As a PC mother I would cut your losses, children need riding to be fun. Enquire through your Pony club for suitable ponies coming up for sale and then contact the DC to ask about the pony, this is by far the best way to get something genuine. There is a new season coming up and I would be quick to put this behind you and move on.

Sell the pony as a lead rein only and ensure that any buyers know what happens off the lead rein. There are many ponies out there that are fab on the lead but hopeless off, for so many reasons.

Im not convinced that there is anything physically wrong here and it is very difficult to correct learned behaviour.

Good luck


----------



## rexel (22 January 2008)

Thank you all for your comments.  I would not sell the pony as a lead rein as I know what would happen.  They would then try it off the lead rein and an accident would only happen.  I am going to try to get the person who sold it to me to have it back.


----------



## kizzywiz (23 January 2008)

Good luck to you, I agree with all the others, he just isn't suitable for a littley to ride off the lead rein.  However, just as a different suggestion, there are lots of small adults like myself who have never moved on to horses, maybe someone like me would love to have him, sounds like he's just learned to be naughty with the children but would be fine for a small adult, unfortunately I have 2 already, but just a thought anyway.


----------



## it a fluke (21 July 2013)

hi we have just bought our daughter a 14.1 pony mixed breed he was really good for 2 weeks and then he as started bucking and meaning it.
we have had his back checked we have also had a trainer look at him, they say that he his not naughty but that he is petifield of someone on him.
I have tried to contact the owner but they do not want to know.
not sure what to do next?


----------
################
- WHAT THIS EXERCISE ASKS:
A – From the pony forum thread, return the passage starting at "Good luck to" and ending at "want to know.".
B – In the pony forum thread, what does rexel say they are going to try to do with the pony?
C – Does each statement agree with the pony forum thread? Answer yes or no for each, quoting the words of the text that decide it.
(i) kizzywiz already has two ponies.
(ii) rexel would sell the pony as a lead rein only.
(iii) The 14.1 pony was good for two weeks before it started bucking.

- SOURCE DATA:
################
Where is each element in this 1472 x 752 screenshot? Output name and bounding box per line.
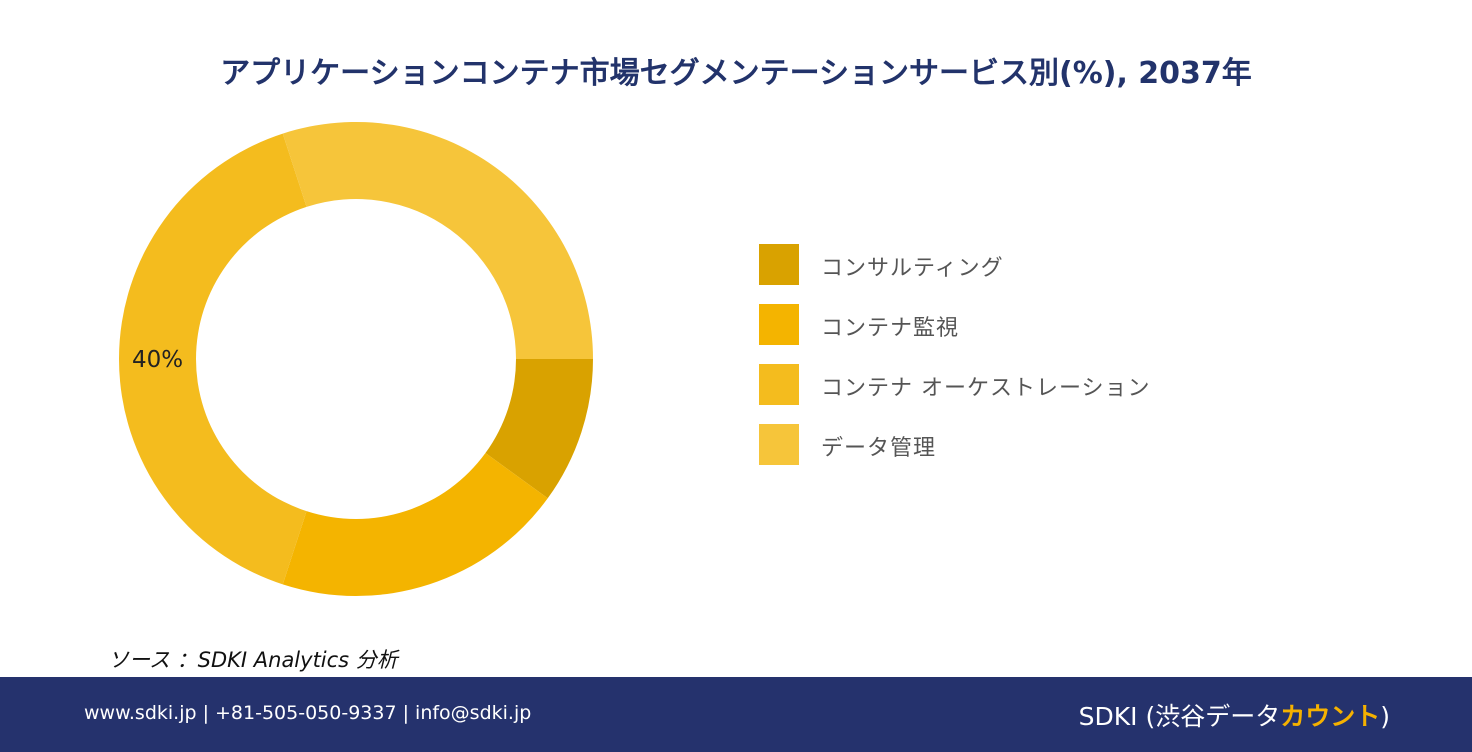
################
- PROBLEM SOLUTIONS:
A –
Good luck to you, I agree with all the others, he just isn't suitable for a littley to ride off the lead rein.  However, just as a different suggestion, there are lots of small adults like myself who have never moved on to horses, maybe someone like me would love to have him, sounds like he's just learned to be naughty with the children but would be fine for a small adult, unfortunately I have 2 already, but just a thought anyway.


----------



## it a fluke (21 July 2013)

hi we have just bought our daughter a 14.1 pony mixed breed he was really good for 2 weeks and then he as started bucking and meaning it.
we have had his back checked we have also had a trainer look at him, they say that he his not naughty but that he is petifield of someone on him.
I have tried to contact the owner but they do not want to know.

B – Get the person who sold the pony to them to have it back.

C –
(i) Yes: "unfortunately I have 2 already"
(ii) No: "I would not sell the pony as a lead rein"
(iii) Yes: "he was really good for 2 weeks and then he as started bucking"